[start INPUT]
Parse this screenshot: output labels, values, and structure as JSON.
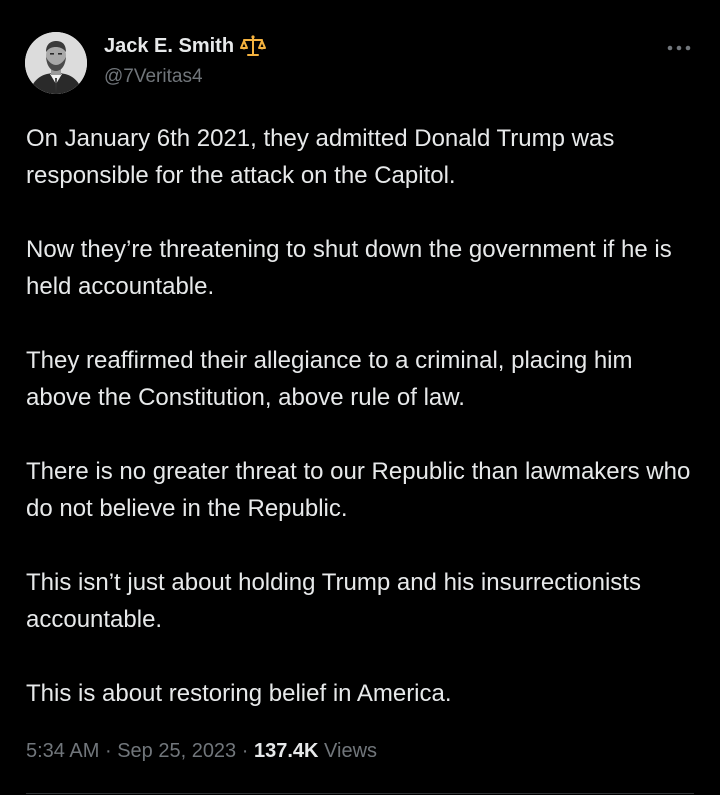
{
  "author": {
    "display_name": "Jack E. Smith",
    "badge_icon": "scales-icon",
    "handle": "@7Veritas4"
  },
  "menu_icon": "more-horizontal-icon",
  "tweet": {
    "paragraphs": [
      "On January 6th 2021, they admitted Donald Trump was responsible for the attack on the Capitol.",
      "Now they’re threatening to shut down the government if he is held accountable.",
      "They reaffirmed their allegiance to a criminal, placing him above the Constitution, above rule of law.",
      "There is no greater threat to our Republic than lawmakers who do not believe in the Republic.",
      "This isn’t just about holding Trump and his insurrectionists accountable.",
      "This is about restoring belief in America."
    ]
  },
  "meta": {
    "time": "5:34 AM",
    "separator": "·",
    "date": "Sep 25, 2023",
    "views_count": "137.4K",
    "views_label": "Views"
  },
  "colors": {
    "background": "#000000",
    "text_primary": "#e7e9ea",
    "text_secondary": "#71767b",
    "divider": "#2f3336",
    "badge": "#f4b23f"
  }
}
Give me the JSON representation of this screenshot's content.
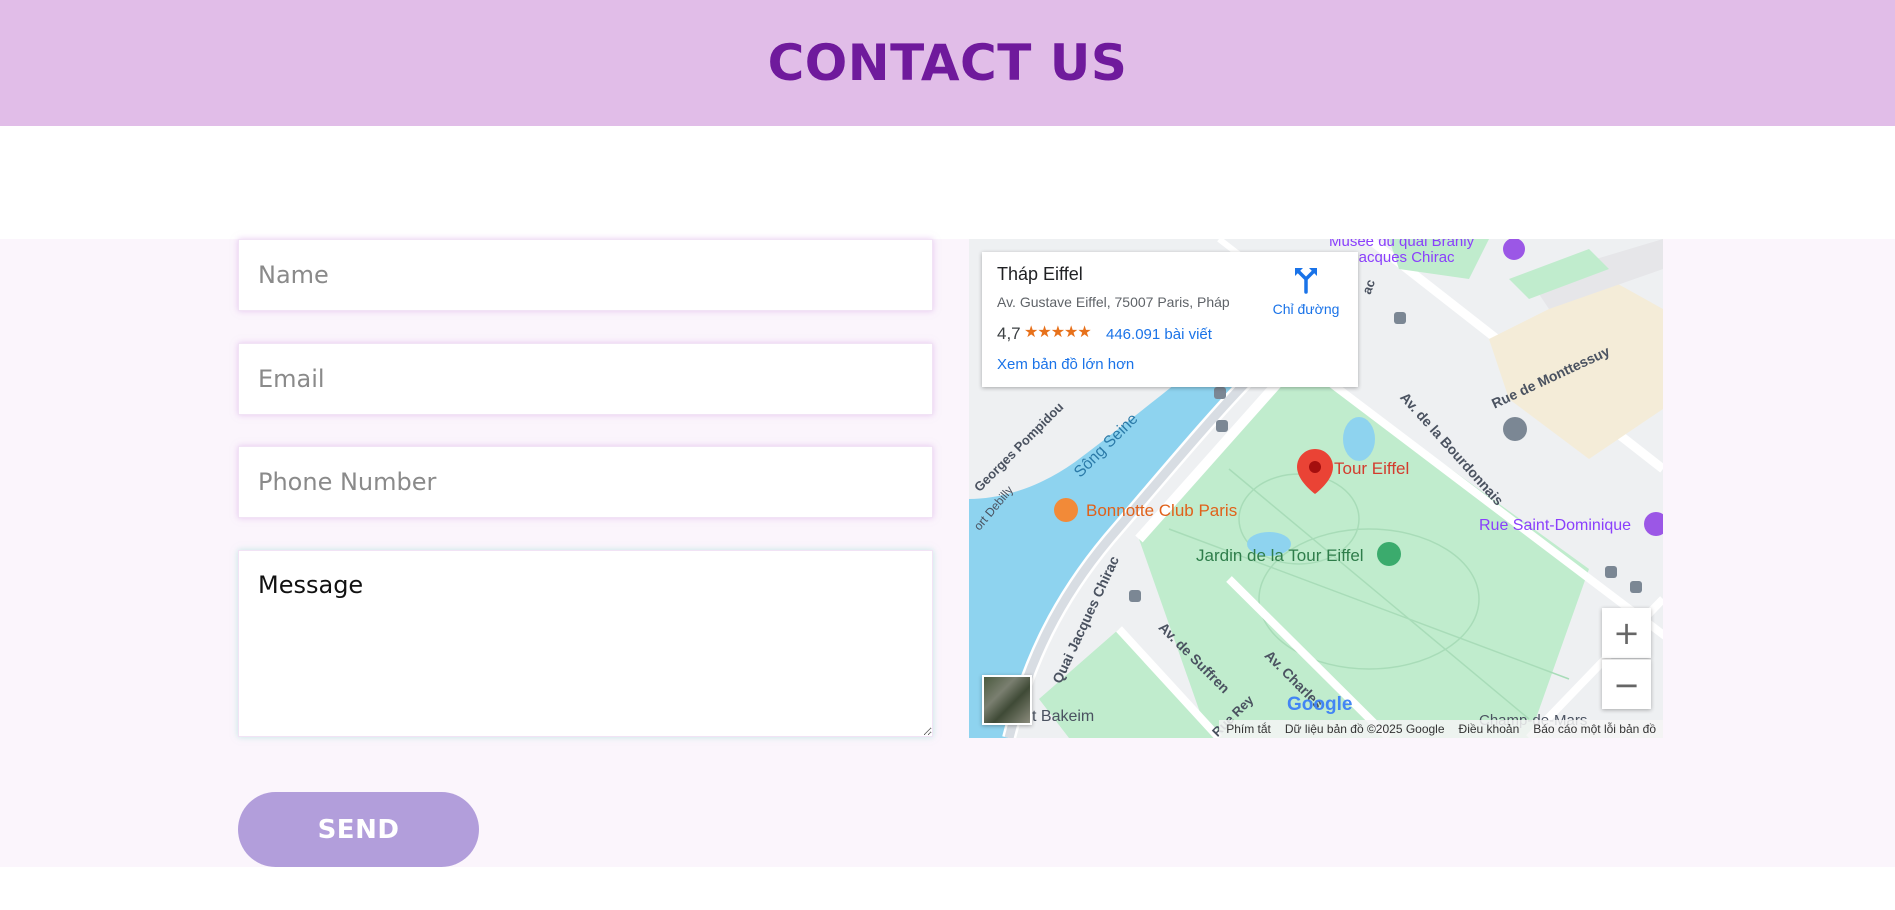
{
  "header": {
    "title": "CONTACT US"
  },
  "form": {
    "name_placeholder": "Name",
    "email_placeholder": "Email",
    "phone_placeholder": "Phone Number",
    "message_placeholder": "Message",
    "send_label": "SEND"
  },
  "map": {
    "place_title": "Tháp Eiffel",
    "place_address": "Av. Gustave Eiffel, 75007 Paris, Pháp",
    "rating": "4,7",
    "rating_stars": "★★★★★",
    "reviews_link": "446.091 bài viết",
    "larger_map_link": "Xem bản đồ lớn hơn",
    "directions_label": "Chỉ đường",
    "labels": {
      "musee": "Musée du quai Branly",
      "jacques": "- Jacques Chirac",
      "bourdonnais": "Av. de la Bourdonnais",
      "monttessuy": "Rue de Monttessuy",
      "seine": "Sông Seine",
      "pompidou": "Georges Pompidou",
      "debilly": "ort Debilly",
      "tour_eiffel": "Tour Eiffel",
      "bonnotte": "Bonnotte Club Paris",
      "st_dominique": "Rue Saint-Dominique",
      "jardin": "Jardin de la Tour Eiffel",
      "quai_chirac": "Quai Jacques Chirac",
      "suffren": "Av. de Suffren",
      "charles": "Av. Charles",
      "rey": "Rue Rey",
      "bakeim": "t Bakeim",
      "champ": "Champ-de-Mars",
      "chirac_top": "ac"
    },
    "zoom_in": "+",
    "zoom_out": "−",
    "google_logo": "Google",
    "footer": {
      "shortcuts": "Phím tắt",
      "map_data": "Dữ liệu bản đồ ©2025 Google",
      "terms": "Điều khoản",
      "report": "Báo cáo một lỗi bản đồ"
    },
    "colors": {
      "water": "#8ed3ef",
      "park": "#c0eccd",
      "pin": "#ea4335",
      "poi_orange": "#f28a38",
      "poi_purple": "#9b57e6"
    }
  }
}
[end INPUT]
[start INPUT]
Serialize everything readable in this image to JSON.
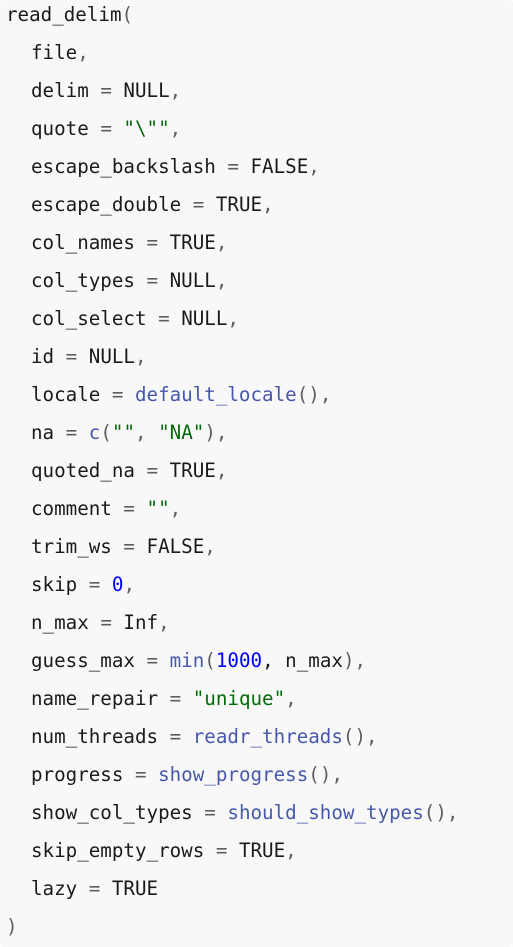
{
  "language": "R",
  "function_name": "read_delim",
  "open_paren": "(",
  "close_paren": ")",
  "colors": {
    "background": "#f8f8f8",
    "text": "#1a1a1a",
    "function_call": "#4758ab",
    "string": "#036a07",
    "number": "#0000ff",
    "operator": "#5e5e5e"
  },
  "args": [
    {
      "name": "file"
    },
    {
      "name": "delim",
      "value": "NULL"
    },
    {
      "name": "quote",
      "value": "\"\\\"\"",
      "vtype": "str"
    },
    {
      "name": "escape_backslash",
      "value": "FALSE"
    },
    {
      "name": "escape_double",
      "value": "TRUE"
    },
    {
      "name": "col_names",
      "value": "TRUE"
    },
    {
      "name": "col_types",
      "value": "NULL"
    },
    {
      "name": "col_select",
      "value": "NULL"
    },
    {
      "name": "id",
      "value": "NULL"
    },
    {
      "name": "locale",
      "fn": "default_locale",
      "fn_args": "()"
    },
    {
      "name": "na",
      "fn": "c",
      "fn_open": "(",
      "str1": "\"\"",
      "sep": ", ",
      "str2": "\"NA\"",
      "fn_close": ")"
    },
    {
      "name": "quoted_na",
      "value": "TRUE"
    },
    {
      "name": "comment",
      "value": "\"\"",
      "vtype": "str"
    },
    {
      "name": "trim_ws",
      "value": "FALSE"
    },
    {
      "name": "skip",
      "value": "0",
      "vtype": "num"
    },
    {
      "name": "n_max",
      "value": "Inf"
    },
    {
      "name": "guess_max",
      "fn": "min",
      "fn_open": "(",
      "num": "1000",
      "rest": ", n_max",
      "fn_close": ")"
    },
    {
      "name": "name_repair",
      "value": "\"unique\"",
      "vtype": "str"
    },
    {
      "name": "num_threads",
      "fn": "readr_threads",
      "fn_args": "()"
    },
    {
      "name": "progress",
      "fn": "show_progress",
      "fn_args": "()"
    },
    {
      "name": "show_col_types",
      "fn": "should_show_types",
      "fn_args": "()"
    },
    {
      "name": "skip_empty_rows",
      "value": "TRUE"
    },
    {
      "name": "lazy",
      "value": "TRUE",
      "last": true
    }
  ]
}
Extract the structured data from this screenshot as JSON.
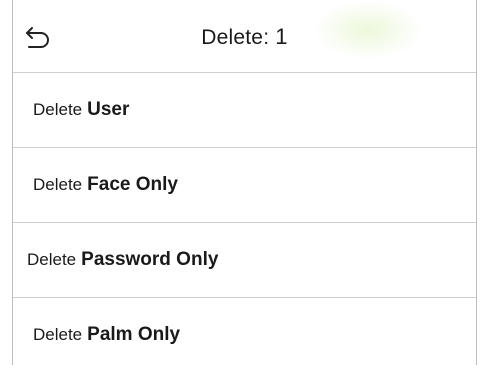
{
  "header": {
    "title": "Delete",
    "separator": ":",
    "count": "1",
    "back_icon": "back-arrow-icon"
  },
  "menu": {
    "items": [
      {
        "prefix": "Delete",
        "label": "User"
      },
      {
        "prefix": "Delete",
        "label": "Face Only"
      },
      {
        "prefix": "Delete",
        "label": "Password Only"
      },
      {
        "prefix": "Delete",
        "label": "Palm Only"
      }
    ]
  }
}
[end INPUT]
* [GIVEN INSTRUCTION]
Lines containing the string "labels" are to be selected and copied.

* [TASK OUTPUT]
Parse this screenshot: output labels, values, and structure as JSON.
    "labels": {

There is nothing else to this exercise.